- _Request_:
Render the items as a Markdown table with the columns Row and Line, starting with the very first line and going on through the line containing "legend-label: Vigorous PA once", numbering each line and leaving out any blank ones.

- _Data entries_:
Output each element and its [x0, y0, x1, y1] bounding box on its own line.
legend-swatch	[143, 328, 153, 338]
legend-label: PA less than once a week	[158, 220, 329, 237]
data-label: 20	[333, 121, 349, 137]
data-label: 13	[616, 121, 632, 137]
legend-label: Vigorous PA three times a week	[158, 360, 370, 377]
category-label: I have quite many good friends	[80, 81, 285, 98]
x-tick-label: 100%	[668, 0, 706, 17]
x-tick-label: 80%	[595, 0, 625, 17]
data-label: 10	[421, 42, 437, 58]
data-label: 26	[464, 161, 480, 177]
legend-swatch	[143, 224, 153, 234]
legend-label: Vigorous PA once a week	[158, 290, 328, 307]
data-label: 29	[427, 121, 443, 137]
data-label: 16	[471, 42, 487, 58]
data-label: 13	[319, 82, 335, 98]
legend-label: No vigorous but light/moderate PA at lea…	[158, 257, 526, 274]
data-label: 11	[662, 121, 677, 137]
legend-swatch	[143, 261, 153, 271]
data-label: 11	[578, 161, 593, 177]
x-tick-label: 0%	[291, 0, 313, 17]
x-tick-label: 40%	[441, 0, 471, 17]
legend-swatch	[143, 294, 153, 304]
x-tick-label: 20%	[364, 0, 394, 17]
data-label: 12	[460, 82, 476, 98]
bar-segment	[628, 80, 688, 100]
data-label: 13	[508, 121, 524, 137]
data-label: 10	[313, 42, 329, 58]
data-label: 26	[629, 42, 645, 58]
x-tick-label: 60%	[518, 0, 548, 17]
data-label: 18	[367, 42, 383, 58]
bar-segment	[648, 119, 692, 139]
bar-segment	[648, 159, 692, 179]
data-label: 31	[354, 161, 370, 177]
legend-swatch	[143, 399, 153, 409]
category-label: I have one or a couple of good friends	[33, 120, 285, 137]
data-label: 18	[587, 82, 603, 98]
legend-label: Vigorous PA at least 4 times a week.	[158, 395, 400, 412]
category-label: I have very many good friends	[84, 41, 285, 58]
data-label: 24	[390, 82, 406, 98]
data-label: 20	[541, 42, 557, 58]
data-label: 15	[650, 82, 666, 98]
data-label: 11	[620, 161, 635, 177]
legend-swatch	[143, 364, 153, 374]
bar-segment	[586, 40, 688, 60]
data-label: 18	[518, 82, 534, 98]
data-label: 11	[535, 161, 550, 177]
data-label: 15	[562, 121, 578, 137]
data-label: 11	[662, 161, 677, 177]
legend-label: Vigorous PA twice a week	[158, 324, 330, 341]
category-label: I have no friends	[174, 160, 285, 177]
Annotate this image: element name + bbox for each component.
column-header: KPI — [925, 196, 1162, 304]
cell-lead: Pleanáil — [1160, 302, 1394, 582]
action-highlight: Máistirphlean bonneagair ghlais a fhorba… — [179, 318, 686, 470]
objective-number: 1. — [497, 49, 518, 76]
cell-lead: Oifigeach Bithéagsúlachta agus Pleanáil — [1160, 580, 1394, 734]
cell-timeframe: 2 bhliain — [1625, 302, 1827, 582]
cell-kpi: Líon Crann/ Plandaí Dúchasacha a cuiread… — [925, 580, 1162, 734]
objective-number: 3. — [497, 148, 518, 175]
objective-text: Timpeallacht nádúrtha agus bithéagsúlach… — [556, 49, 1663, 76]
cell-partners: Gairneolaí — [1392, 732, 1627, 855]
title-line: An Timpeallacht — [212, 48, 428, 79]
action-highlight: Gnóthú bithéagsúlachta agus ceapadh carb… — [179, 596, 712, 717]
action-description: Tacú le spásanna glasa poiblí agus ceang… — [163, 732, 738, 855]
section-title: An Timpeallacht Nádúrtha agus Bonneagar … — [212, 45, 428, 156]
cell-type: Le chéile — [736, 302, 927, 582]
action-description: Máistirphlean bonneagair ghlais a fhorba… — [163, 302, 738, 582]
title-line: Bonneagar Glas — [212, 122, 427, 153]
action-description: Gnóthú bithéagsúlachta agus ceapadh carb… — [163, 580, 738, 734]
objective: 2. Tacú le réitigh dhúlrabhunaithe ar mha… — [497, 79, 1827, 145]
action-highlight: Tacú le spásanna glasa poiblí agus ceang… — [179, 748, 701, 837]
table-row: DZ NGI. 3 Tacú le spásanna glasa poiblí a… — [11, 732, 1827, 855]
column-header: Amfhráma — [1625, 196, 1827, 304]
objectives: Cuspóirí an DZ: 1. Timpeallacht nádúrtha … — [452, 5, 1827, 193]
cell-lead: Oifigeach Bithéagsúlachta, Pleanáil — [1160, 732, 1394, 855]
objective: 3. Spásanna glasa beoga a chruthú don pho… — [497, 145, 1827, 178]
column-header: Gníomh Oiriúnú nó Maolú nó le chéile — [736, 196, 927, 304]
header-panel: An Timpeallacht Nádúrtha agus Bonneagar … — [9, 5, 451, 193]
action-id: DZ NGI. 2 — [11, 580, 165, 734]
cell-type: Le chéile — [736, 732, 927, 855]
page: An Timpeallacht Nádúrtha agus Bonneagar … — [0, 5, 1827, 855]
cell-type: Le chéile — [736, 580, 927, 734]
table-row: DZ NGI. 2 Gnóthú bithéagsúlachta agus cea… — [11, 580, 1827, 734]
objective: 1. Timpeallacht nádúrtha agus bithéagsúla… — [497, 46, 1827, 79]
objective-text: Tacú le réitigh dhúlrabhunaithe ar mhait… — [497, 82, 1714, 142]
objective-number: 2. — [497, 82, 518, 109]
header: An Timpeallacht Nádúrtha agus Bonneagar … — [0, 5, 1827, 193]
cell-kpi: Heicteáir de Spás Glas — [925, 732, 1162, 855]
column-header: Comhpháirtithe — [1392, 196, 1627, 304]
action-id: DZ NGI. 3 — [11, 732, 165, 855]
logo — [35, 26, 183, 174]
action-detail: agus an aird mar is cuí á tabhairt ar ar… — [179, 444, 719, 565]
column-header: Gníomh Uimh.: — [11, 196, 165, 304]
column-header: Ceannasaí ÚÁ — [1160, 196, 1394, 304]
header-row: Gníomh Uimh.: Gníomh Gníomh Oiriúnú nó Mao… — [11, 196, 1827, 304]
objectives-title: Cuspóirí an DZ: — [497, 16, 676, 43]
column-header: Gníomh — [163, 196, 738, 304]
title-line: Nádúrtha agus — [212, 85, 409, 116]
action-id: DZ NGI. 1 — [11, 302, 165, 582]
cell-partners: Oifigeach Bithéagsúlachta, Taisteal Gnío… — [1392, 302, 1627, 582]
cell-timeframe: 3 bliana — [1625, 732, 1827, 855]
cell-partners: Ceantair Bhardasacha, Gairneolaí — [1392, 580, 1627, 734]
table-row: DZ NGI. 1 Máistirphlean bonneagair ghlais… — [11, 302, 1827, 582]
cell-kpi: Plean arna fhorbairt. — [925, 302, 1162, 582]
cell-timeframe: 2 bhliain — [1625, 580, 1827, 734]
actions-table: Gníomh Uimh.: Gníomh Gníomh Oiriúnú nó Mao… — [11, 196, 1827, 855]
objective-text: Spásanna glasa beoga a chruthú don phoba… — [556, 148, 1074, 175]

- _Answer for the task_:
| Row | Line |
|---|---|
| 1 | Output each element and its [x0, y0, x1, y1] bounding box on its own line. |
| 2 | legend-swatch	[143, 328, 153, 338] |
| 3 | legend-label: PA less than once a week	[158, 220, 329, 237] |
| 4 | data-label: 20	[333, 121, 349, 137] |
| 5 | data-label: 13	[616, 121, 632, 137] |
| 6 | legend-label: Vigorous PA three times a week	[158, 360, 370, 377] |
| 7 | category-label: I have quite many good friends	[80, 81, 285, 98] |
| 8 | x-tick-label: 100%	[668, 0, 706, 17] |
| 9 | x-tick-label: 80%	[595, 0, 625, 17] |
| 10 | data-label: 10	[421, 42, 437, 58] |
| 11 | data-label: 26	[464, 161, 480, 177] |
| 12 | legend-swatch	[143, 224, 153, 234] |
| 13 | legend-label: Vigorous PA once a week	[158, 290, 328, 307] |